## Start MATERIAL TO PROCESS

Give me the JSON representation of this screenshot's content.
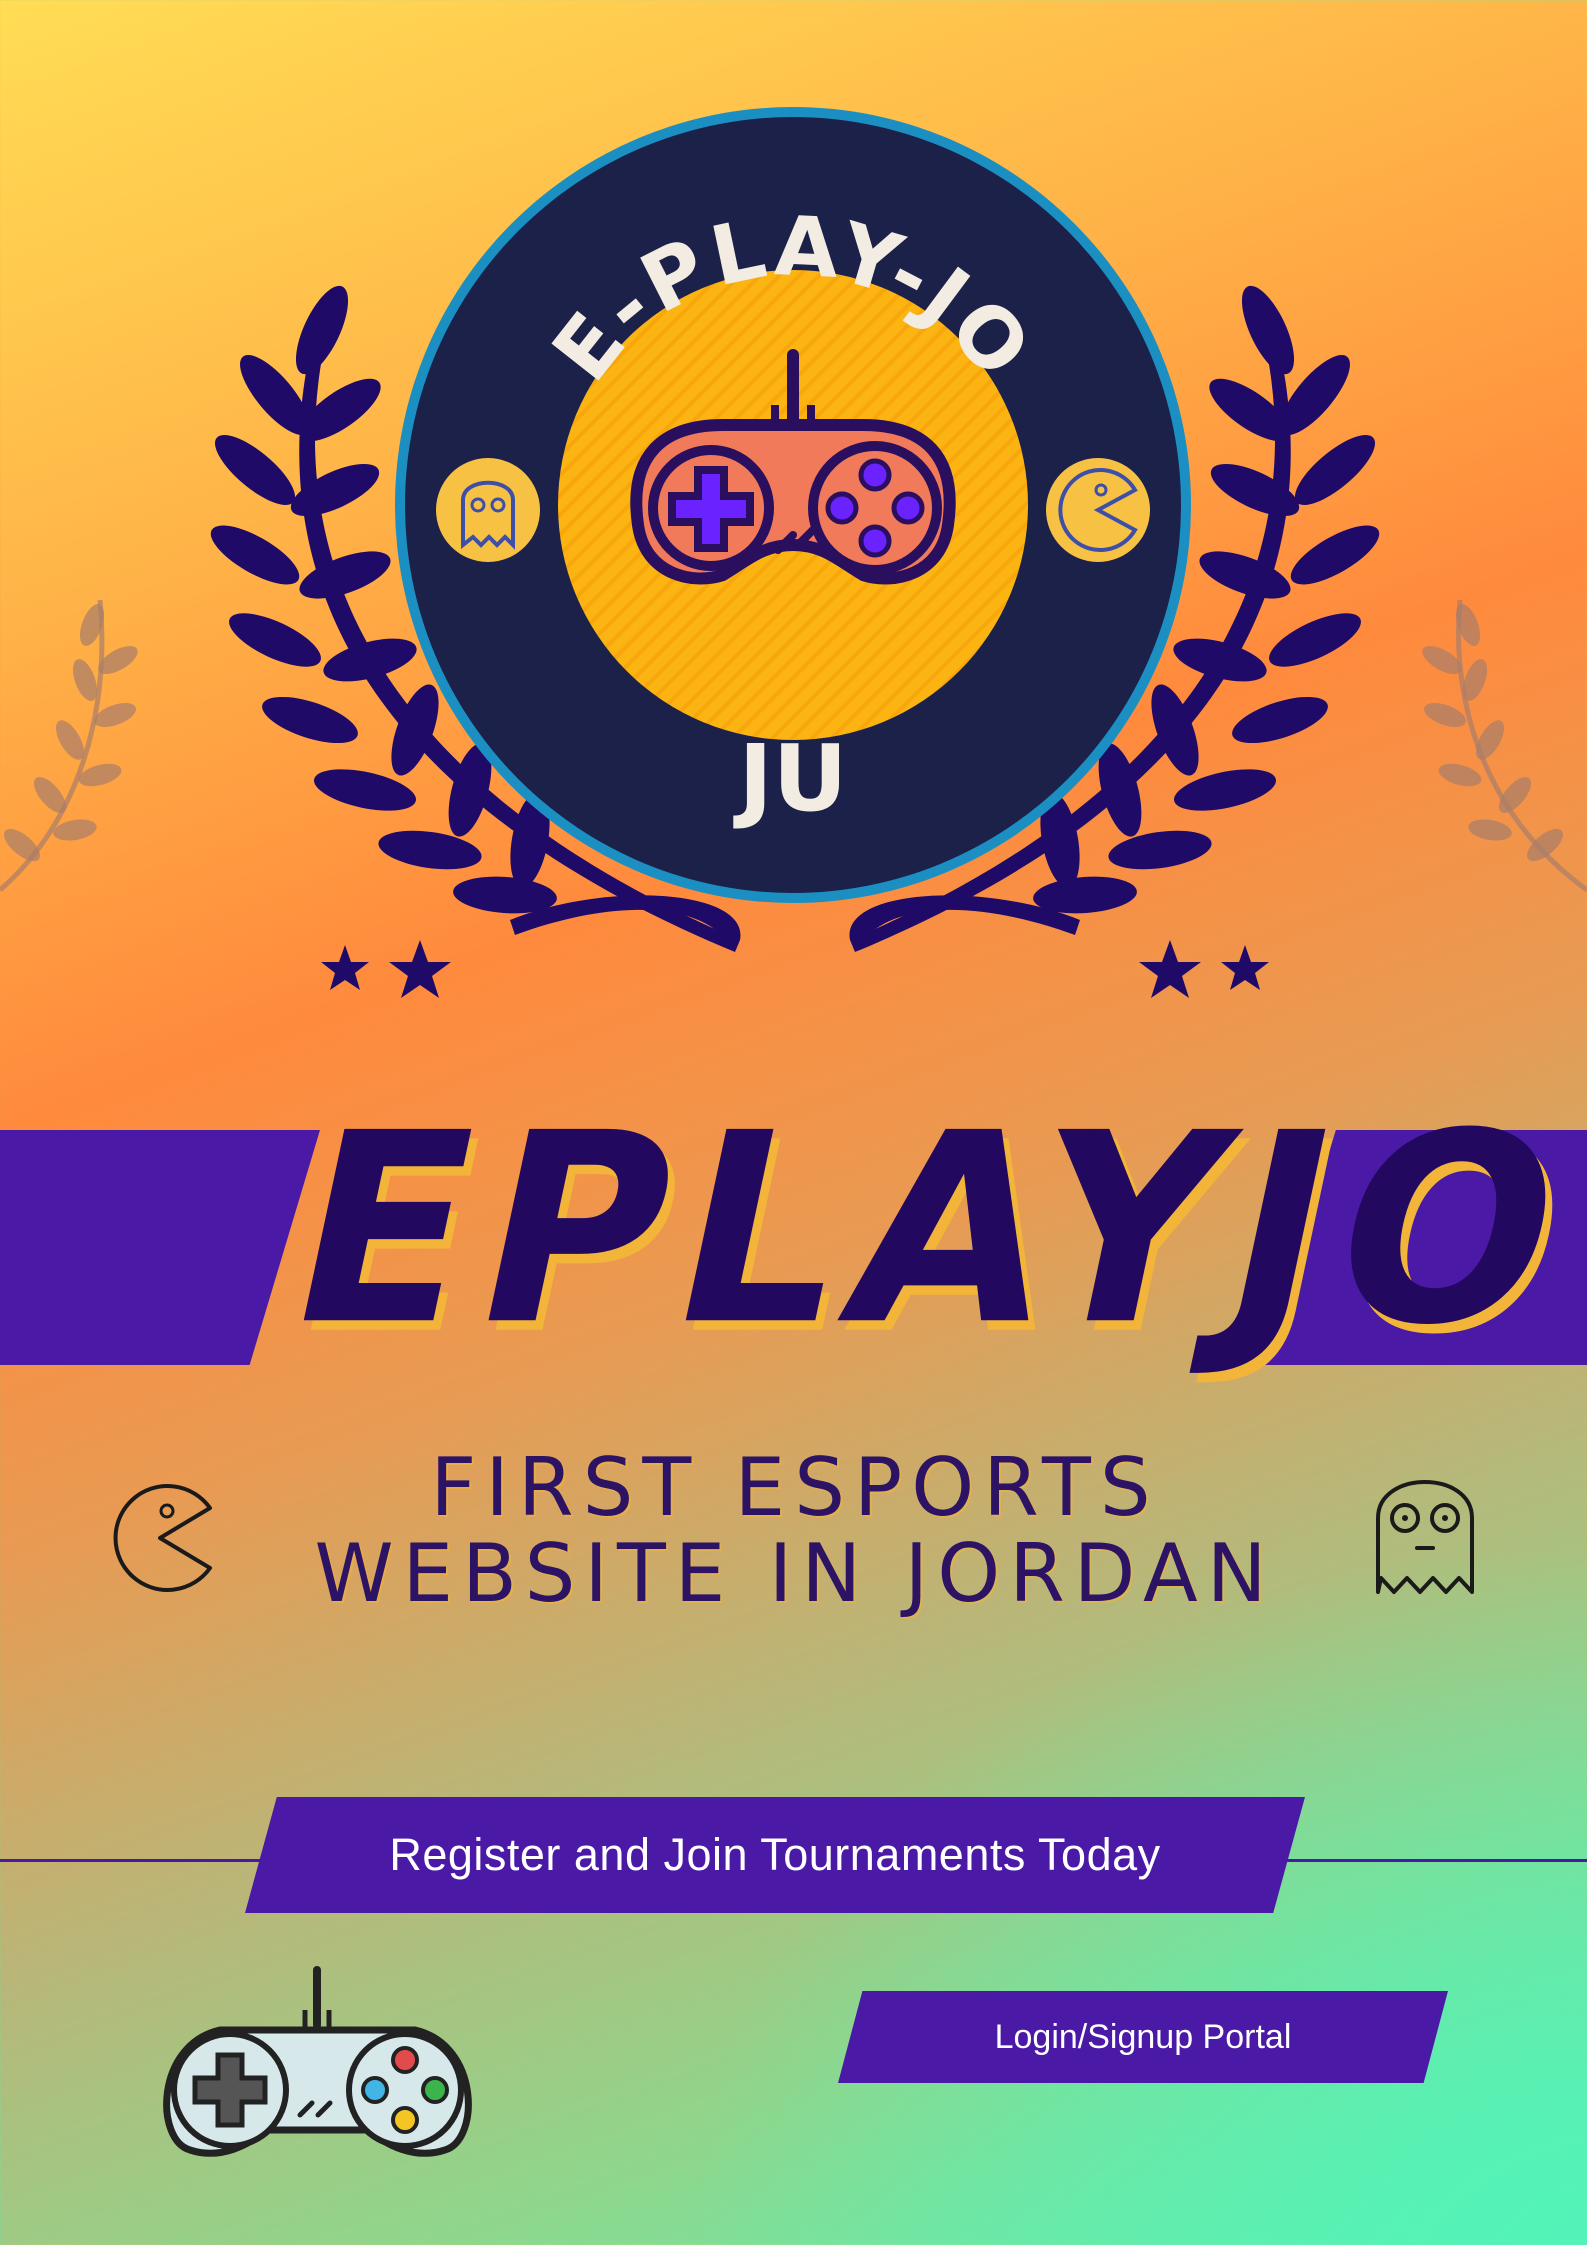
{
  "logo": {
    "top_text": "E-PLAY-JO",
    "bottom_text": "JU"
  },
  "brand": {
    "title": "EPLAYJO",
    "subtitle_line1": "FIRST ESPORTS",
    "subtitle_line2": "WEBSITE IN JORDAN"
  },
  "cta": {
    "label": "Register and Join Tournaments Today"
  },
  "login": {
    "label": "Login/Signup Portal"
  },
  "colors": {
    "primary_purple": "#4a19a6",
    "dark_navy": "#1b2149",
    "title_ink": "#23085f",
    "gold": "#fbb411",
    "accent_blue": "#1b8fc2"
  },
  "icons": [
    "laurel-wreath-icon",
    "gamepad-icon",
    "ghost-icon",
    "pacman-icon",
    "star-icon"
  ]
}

## End MATERIAL TO PROCESS
## Start MATERIAL TO PROCESS

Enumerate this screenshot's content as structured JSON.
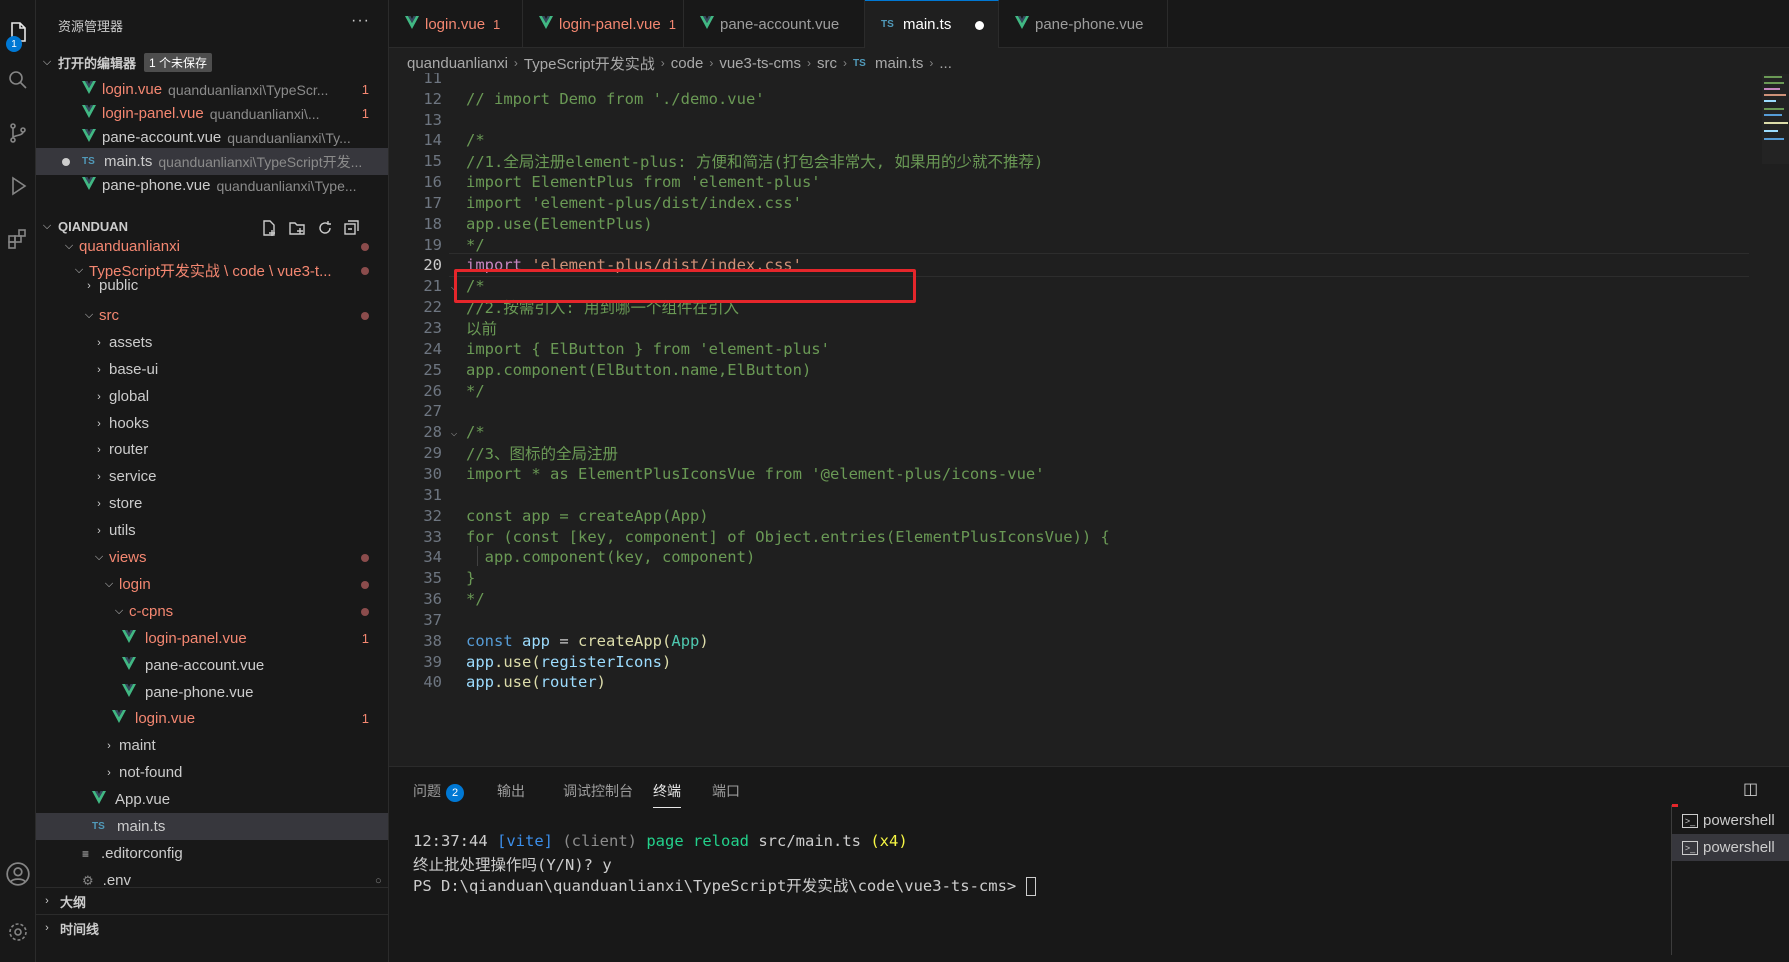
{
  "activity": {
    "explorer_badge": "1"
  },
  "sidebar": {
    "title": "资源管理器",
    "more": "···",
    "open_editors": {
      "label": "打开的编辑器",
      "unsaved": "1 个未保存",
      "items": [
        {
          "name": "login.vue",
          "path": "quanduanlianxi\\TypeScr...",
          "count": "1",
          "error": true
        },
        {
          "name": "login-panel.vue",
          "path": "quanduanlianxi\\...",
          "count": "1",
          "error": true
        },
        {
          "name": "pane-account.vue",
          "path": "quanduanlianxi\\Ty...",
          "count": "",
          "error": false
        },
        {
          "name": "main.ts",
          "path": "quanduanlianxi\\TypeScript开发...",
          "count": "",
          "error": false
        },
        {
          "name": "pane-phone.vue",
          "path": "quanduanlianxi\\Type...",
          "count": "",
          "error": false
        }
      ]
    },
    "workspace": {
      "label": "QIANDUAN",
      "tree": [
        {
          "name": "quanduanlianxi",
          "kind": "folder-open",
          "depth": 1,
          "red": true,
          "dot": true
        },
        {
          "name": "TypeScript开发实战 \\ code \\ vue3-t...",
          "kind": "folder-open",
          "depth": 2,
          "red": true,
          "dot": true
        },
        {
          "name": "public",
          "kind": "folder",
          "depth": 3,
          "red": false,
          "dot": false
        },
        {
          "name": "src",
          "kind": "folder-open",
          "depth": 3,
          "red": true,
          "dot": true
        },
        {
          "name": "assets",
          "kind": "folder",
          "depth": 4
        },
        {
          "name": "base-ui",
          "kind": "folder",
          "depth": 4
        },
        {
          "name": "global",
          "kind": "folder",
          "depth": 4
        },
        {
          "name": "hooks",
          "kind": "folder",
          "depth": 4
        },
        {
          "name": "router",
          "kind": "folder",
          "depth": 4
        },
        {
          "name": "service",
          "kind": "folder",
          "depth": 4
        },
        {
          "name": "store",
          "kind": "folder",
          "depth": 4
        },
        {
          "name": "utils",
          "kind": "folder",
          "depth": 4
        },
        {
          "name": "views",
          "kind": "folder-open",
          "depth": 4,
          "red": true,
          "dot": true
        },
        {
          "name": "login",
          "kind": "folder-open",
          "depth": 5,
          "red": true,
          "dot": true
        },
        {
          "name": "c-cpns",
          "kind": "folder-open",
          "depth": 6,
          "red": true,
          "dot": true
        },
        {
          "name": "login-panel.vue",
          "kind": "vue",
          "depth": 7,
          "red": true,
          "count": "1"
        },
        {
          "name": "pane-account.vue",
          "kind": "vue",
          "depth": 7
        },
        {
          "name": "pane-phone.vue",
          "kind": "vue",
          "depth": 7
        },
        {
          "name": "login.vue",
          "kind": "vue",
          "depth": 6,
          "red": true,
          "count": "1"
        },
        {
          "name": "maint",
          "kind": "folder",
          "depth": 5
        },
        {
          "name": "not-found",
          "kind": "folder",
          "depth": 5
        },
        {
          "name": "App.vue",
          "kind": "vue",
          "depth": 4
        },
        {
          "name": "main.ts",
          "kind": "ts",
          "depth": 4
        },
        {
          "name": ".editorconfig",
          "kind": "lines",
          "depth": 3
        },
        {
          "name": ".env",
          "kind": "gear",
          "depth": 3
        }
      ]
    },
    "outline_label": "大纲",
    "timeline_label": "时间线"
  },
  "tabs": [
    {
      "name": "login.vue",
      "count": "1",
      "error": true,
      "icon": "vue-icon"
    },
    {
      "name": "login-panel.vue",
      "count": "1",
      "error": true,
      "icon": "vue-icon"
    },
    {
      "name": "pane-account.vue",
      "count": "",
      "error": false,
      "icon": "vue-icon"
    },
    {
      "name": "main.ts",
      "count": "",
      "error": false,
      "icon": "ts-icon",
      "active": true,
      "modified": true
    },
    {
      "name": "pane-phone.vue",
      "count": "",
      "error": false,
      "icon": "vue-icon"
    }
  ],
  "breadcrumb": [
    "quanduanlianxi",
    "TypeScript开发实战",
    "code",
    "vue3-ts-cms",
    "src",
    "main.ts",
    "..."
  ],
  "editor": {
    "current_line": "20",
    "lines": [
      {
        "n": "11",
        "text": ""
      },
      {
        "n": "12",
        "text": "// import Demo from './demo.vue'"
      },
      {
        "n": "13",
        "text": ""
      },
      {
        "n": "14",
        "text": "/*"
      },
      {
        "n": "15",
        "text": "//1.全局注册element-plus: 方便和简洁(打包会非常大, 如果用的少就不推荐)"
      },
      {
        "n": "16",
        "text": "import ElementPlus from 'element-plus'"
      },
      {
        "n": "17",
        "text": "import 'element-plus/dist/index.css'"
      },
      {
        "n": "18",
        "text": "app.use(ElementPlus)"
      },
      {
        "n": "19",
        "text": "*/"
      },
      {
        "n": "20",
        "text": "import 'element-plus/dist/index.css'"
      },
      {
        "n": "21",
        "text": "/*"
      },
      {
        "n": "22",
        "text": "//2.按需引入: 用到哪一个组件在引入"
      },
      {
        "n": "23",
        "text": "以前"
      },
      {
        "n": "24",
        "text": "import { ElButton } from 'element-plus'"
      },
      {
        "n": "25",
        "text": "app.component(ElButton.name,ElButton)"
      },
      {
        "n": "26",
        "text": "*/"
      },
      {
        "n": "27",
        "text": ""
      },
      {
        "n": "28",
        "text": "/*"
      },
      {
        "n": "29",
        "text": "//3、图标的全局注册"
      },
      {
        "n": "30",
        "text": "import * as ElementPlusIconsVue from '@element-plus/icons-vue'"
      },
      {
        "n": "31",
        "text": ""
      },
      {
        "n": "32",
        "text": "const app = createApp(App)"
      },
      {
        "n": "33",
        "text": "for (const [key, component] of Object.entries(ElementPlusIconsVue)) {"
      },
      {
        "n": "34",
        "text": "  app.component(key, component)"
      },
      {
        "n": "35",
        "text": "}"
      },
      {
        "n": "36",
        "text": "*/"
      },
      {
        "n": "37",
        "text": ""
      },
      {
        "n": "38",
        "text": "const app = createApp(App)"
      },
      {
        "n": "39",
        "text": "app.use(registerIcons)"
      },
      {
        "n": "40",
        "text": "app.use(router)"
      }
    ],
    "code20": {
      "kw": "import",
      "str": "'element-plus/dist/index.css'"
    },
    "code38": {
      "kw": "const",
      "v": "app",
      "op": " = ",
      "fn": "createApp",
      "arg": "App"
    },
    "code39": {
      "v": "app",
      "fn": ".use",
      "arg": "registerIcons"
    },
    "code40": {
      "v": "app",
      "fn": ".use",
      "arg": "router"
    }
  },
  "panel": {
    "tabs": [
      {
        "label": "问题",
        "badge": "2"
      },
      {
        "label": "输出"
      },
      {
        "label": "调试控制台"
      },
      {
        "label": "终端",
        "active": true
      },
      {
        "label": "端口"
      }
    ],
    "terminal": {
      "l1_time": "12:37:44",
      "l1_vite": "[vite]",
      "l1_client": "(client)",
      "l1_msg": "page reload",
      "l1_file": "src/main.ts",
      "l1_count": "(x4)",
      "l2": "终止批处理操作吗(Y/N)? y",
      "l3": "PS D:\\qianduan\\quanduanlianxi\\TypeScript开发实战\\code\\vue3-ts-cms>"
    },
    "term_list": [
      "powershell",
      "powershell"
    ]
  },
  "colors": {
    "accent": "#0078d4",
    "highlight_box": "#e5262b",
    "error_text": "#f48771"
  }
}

## End MATERIAL TO PROCESS

• [GIVEN TASK]
From the material, report only how many lines include the word "panel".

• [ANSWER BELOW]
4